EXERCISE PROMPT
Rewrite each of the items below with every occurrence of "Ensemble Member" changed to "Forecast Member" and everything else unchanged, omitting the pictures.
━━━
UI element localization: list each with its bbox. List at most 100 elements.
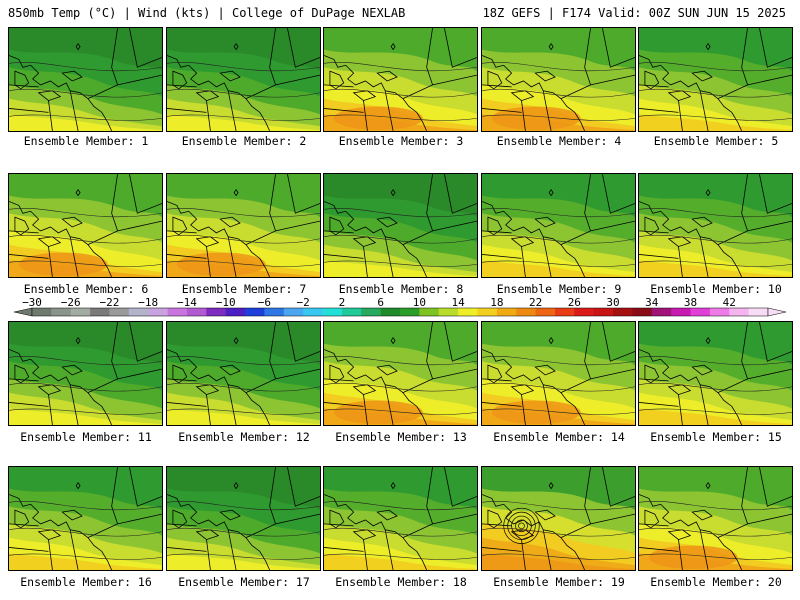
colorbar-tick-label: 10	[413, 296, 426, 309]
ensemble-map-16	[8, 466, 163, 571]
ensemble-map-14	[481, 321, 636, 426]
ensemble-member-label: Ensemble Member: 14	[493, 430, 625, 444]
ensemble-map-19	[481, 466, 636, 571]
colorbar-tick-label: −14	[177, 296, 197, 309]
colorbar-tick-label: 14	[451, 296, 465, 309]
colorbar-segment	[496, 308, 517, 316]
colorbar-segment	[419, 308, 440, 316]
ensemble-map-9	[481, 173, 636, 278]
ensemble-member-label: Ensemble Member: 18	[335, 575, 467, 589]
colorbar-segment	[225, 308, 246, 316]
colorbar-segment	[206, 308, 227, 316]
ensemble-map-3	[323, 27, 478, 132]
colorbar-arrow-right	[767, 307, 786, 317]
header-valid-time: 18Z GEFS | F174 Valid: 00Z SUN JUN 15 20…	[482, 6, 786, 20]
ensemble-member-label: Ensemble Member: 10	[650, 282, 782, 296]
ensemble-member-label: Ensemble Member: 15	[650, 430, 782, 444]
colorbar-segment	[671, 308, 691, 316]
colorbar-segment	[167, 308, 188, 316]
colorbar-segment	[128, 308, 149, 316]
ensemble-map-20	[638, 466, 793, 571]
colorbar-segment	[709, 308, 730, 316]
colorbar-tick-label: −22	[100, 296, 120, 309]
ensemble-map-6	[8, 173, 163, 278]
colorbar-tick-label: 6	[377, 296, 384, 309]
ensemble-map-11	[8, 321, 163, 426]
colorbar-segment	[690, 308, 711, 316]
colorbar-segment	[748, 308, 769, 316]
ensemble-member-label: Ensemble Member: 1	[23, 134, 149, 148]
ensemble-member-label: Ensemble Member: 20	[650, 575, 782, 589]
colorbar-tick-label: −18	[138, 296, 158, 309]
ensemble-map-17	[166, 466, 321, 571]
ensemble-map-7	[166, 173, 321, 278]
colorbar-segment	[613, 308, 633, 316]
ensemble-map-12	[166, 321, 321, 426]
colorbar-segment	[283, 308, 304, 316]
colorbar-tick-label: 2	[339, 296, 346, 309]
colorbar-tick-label: −30	[22, 296, 42, 309]
colorbar-segment	[632, 308, 653, 316]
colorbar-segment	[574, 308, 595, 316]
ensemble-member-label: Ensemble Member: 9	[496, 282, 622, 296]
colorbar-tick-label: 34	[645, 296, 659, 309]
colorbar-segment	[380, 308, 401, 316]
ensemble-member-label: Ensemble Member: 12	[178, 430, 310, 444]
colorbar-tick-label: −26	[61, 296, 81, 309]
ensemble-member-label: Ensemble Member: 16	[20, 575, 152, 589]
ensemble-map-18	[323, 466, 478, 571]
colorbar-segment	[245, 308, 265, 316]
ensemble-member-label: Ensemble Member: 11	[20, 430, 152, 444]
ensemble-member-label: Ensemble Member: 13	[335, 430, 467, 444]
colorbar-segment	[458, 308, 478, 316]
colorbar-segment	[303, 308, 323, 316]
ensemble-member-label: Ensemble Member: 8	[338, 282, 464, 296]
colorbar-segment	[51, 308, 72, 316]
colorbar-segment	[535, 308, 556, 316]
colorbar-segment	[438, 308, 459, 316]
ensemble-member-label: Ensemble Member: 3	[338, 134, 464, 148]
ensemble-member-label: Ensemble Member: 19	[493, 575, 625, 589]
colorbar-segment	[341, 308, 362, 316]
ensemble-member-label: Ensemble Member: 2	[181, 134, 307, 148]
header-title: 850mb Temp (°C) | Wind (kts) | College o…	[8, 6, 406, 20]
colorbar-segment	[322, 308, 343, 316]
colorbar-tick-label: −6	[258, 296, 271, 309]
colorbar-segment	[554, 308, 575, 316]
colorbar-tick-label: −2	[297, 296, 310, 309]
ensemble-member-label: Ensemble Member: 5	[653, 134, 779, 148]
colorbar-tick-label: −10	[216, 296, 236, 309]
temperature-colorbar: −30 −26 −22 −18 −14 −10 −6 −2 2 6 10 14 18 22 26 30 34 38…	[14, 296, 786, 320]
colorbar-segment	[70, 308, 91, 316]
colorbar-segment	[593, 308, 614, 316]
colorbar-tick-label: 30	[606, 296, 619, 309]
colorbar-tick-label: 38	[684, 296, 697, 309]
ensemble-map-1	[8, 27, 163, 132]
colorbar-tick-label: 22	[529, 296, 542, 309]
colorbar-tick-label: 42	[723, 296, 736, 309]
ensemble-map-15	[638, 321, 793, 426]
colorbar-segment	[148, 308, 168, 316]
ensemble-map-2	[166, 27, 321, 132]
colorbar-segment	[361, 308, 382, 316]
colorbar-segment	[729, 308, 750, 316]
ensemble-member-label: Ensemble Member: 4	[496, 134, 622, 148]
colorbar-segment	[477, 308, 498, 316]
ensemble-member-label: Ensemble Member: 6	[23, 282, 149, 296]
colorbar-segment	[400, 308, 420, 316]
ensemble-map-4	[481, 27, 636, 132]
ensemble-member-label: Ensemble Member: 7	[181, 282, 307, 296]
colorbar-segment	[264, 308, 285, 316]
colorbar-segment	[651, 308, 672, 316]
colorbar-segment	[90, 308, 110, 316]
ensemble-map-13	[323, 321, 478, 426]
colorbar-tick-label: 26	[568, 296, 581, 309]
colorbar-arrow-left	[14, 307, 33, 317]
ensemble-map-5	[638, 27, 793, 132]
colorbar-tick-label: 18	[490, 296, 503, 309]
ensemble-map-8	[323, 173, 478, 278]
ensemble-member-label: Ensemble Member: 17	[178, 575, 310, 589]
colorbar-segment	[109, 308, 130, 316]
ensemble-map-10	[638, 173, 793, 278]
colorbar-segment	[516, 308, 536, 316]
━━━
RESPONSE TO THE TASK
UI element localization: list each with its bbox. List at most 100 elements.
colorbar-tick-label: 10	[413, 296, 426, 309]
ensemble-map-16	[8, 466, 163, 571]
ensemble-map-14	[481, 321, 636, 426]
ensemble-member-label: Forecast Member: 14	[493, 430, 625, 444]
ensemble-map-19	[481, 466, 636, 571]
colorbar-tick-label: −14	[177, 296, 197, 309]
colorbar-tick-label: 14	[451, 296, 465, 309]
colorbar-segment	[496, 308, 517, 316]
colorbar-segment	[419, 308, 440, 316]
ensemble-map-9	[481, 173, 636, 278]
ensemble-member-label: Forecast Member: 18	[335, 575, 467, 589]
colorbar-segment	[225, 308, 246, 316]
colorbar-segment	[206, 308, 227, 316]
ensemble-map-3	[323, 27, 478, 132]
colorbar-arrow-right	[767, 307, 786, 317]
header-valid-time: 18Z GEFS | F174 Valid: 00Z SUN JUN 15 20…	[482, 6, 786, 20]
ensemble-member-label: Forecast Member: 10	[650, 282, 782, 296]
ensemble-member-label: Forecast Member: 15	[650, 430, 782, 444]
colorbar-segment	[671, 308, 691, 316]
colorbar-segment	[167, 308, 188, 316]
colorbar-segment	[128, 308, 149, 316]
ensemble-map-20	[638, 466, 793, 571]
colorbar-segment	[709, 308, 730, 316]
colorbar-tick-label: −22	[100, 296, 120, 309]
ensemble-map-6	[8, 173, 163, 278]
colorbar-tick-label: 6	[377, 296, 384, 309]
ensemble-map-11	[8, 321, 163, 426]
colorbar-segment	[690, 308, 711, 316]
colorbar-segment	[748, 308, 769, 316]
ensemble-member-label: Forecast Member: 1	[23, 134, 149, 148]
ensemble-member-label: Forecast Member: 20	[650, 575, 782, 589]
colorbar-tick-label: −18	[138, 296, 158, 309]
ensemble-map-17	[166, 466, 321, 571]
ensemble-map-7	[166, 173, 321, 278]
colorbar-segment	[613, 308, 633, 316]
ensemble-map-12	[166, 321, 321, 426]
colorbar-segment	[283, 308, 304, 316]
colorbar-tick-label: 2	[339, 296, 346, 309]
colorbar-tick-label: −30	[22, 296, 42, 309]
colorbar-segment	[632, 308, 653, 316]
colorbar-segment	[574, 308, 595, 316]
ensemble-member-label: Forecast Member: 9	[496, 282, 622, 296]
colorbar-tick-label: 34	[645, 296, 659, 309]
colorbar-segment	[380, 308, 401, 316]
ensemble-member-label: Forecast Member: 12	[178, 430, 310, 444]
colorbar-tick-label: −26	[61, 296, 81, 309]
ensemble-member-label: Forecast Member: 16	[20, 575, 152, 589]
ensemble-map-18	[323, 466, 478, 571]
colorbar-segment	[245, 308, 265, 316]
ensemble-member-label: Forecast Member: 11	[20, 430, 152, 444]
ensemble-member-label: Forecast Member: 13	[335, 430, 467, 444]
colorbar-segment	[458, 308, 478, 316]
colorbar-segment	[303, 308, 323, 316]
ensemble-member-label: Forecast Member: 8	[338, 282, 464, 296]
colorbar-segment	[51, 308, 72, 316]
colorbar-segment	[535, 308, 556, 316]
colorbar-segment	[438, 308, 459, 316]
ensemble-member-label: Forecast Member: 3	[338, 134, 464, 148]
ensemble-member-label: Forecast Member: 19	[493, 575, 625, 589]
colorbar-segment	[341, 308, 362, 316]
ensemble-member-label: Forecast Member: 2	[181, 134, 307, 148]
header-title: 850mb Temp (°C) | Wind (kts) | College o…	[8, 6, 406, 20]
colorbar-segment	[322, 308, 343, 316]
colorbar-tick-label: −6	[258, 296, 271, 309]
colorbar-segment	[554, 308, 575, 316]
colorbar-tick-label: −2	[297, 296, 310, 309]
ensemble-member-label: Forecast Member: 5	[653, 134, 779, 148]
colorbar-tick-label: −10	[216, 296, 236, 309]
temperature-colorbar: −30 −26 −22 −18 −14 −10 −6 −2 2 6 10 14 18 22 26 30 34 38…	[14, 296, 786, 320]
colorbar-segment	[70, 308, 91, 316]
colorbar-segment	[593, 308, 614, 316]
colorbar-tick-label: 30	[606, 296, 619, 309]
colorbar-tick-label: 38	[684, 296, 697, 309]
ensemble-map-1	[8, 27, 163, 132]
colorbar-tick-label: 22	[529, 296, 542, 309]
colorbar-tick-label: 42	[723, 296, 736, 309]
ensemble-map-15	[638, 321, 793, 426]
colorbar-segment	[148, 308, 168, 316]
ensemble-map-2	[166, 27, 321, 132]
colorbar-segment	[361, 308, 382, 316]
colorbar-segment	[729, 308, 750, 316]
ensemble-member-label: Forecast Member: 4	[496, 134, 622, 148]
colorbar-segment	[477, 308, 498, 316]
ensemble-member-label: Forecast Member: 6	[23, 282, 149, 296]
colorbar-segment	[400, 308, 420, 316]
ensemble-map-4	[481, 27, 636, 132]
ensemble-member-label: Forecast Member: 7	[181, 282, 307, 296]
colorbar-segment	[264, 308, 285, 316]
colorbar-segment	[651, 308, 672, 316]
colorbar-segment	[90, 308, 110, 316]
ensemble-map-13	[323, 321, 478, 426]
colorbar-tick-label: 26	[568, 296, 581, 309]
colorbar-arrow-left	[14, 307, 33, 317]
ensemble-map-5	[638, 27, 793, 132]
colorbar-tick-label: 18	[490, 296, 503, 309]
ensemble-map-8	[323, 173, 478, 278]
ensemble-member-label: Forecast Member: 17	[178, 575, 310, 589]
colorbar-segment	[109, 308, 130, 316]
ensemble-map-10	[638, 173, 793, 278]
colorbar-segment	[516, 308, 536, 316]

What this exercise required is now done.